• Task instructions:
All material below is to be reproduced exactly.

• Data for this exercise:
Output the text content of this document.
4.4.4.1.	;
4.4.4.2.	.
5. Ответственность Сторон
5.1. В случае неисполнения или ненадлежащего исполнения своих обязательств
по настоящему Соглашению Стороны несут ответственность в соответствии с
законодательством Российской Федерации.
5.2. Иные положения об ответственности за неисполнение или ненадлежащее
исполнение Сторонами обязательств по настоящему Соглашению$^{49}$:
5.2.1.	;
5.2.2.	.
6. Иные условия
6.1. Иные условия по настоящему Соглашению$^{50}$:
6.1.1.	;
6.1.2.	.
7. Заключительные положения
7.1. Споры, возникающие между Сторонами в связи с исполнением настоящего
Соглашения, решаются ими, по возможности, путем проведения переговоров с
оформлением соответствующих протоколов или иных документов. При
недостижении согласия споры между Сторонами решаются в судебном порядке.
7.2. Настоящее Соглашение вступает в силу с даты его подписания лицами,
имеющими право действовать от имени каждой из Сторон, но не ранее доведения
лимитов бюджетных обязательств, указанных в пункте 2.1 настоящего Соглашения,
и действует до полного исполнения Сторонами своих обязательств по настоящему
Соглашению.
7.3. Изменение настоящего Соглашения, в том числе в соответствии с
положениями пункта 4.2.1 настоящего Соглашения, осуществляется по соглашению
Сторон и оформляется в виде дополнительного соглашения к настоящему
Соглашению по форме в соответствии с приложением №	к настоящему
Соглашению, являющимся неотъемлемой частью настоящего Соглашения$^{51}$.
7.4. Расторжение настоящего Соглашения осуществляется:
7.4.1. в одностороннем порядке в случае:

• Full response:
Output the text content of this document.
4.4.4.1.	;
4.4.4.2.	.
5. Ответственность Сторон
5.1. В случае неисполнения или ненадлежащего исполнения своих обязательств
по настоящему Соглашению Стороны несут ответственность в соответствии с
законодательством Российской Федерации.
5.2. Иные положения об ответственности за неисполнение или ненадлежащее
исполнение Сторонами обязательств по настоящему Соглашению$^{49}$:
5.2.1.	;
5.2.2.	.
6. Иные условия
6.1. Иные условия по настоящему Соглашению$^{50}$:
6.1.1.	;
6.1.2.	.
7. Заключительные положения
7.1. Споры, возникающие между Сторонами в связи с исполнением настоящего
Соглашения, решаются ими, по возможности, путем проведения переговоров с
оформлением соответствующих протоколов или иных документов. При
недостижении согласия споры между Сторонами решаются в судебном порядке.
7.2. Настоящее Соглашение вступает в силу с даты его подписания лицами,
имеющими право действовать от имени каждой из Сторон, но не ранее доведения
лимитов бюджетных обязательств, указанных в пункте 2.1 настоящего Соглашения,
и действует до полного исполнения Сторонами своих обязательств по настоящему
Соглашению.
7.3. Изменение настоящего Соглашения, в том числе в соответствии с
положениями пункта 4.2.1 настоящего Соглашения, осуществляется по соглашению
Сторон и оформляется в виде дополнительного соглашения к настоящему
Соглашению по форме в соответствии с приложением №	к настоящему
Соглашению, являющимся неотъемлемой частью настоящего Соглашения$^{51}$.
7.4. Расторжение настоящего Соглашения осуществляется:
7.4.1. в одностороннем порядке в случае:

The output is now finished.